WRITTEN REQUEST >> Please list all lines of the material below in which the string "name" occurs.
^^^^^^^^
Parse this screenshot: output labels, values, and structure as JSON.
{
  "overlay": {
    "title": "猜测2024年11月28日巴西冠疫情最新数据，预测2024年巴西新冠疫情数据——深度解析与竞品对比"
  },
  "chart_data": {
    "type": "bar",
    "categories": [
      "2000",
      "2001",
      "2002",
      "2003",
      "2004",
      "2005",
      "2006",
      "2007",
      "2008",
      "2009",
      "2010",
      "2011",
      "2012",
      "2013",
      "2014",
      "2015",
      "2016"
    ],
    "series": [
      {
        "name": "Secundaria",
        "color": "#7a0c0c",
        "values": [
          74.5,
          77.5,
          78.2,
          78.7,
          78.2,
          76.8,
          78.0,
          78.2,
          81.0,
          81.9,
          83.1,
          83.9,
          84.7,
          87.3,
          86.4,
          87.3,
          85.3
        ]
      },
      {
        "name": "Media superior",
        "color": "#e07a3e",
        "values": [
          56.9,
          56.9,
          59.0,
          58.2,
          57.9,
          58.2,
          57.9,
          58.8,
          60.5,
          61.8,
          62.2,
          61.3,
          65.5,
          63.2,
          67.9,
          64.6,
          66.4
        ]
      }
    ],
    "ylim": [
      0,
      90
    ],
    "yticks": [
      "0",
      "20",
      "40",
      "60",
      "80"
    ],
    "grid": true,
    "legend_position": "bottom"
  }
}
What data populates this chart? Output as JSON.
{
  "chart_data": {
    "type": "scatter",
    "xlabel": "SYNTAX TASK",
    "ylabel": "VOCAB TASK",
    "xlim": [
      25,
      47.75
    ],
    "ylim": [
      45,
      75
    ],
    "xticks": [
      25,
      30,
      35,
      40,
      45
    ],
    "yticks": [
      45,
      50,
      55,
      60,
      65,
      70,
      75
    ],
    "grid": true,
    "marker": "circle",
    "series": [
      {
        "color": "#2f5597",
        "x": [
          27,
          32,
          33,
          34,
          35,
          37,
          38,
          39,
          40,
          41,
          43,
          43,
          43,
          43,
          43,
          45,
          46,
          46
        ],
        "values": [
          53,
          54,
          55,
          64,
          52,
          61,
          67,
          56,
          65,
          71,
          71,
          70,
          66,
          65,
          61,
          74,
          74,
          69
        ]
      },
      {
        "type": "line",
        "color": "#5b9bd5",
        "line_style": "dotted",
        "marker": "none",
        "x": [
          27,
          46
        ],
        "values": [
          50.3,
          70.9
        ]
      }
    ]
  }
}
^^^^^^^^
FULL RESPONSE >>
        "name": "Secundaria",
        "name": "Media superior",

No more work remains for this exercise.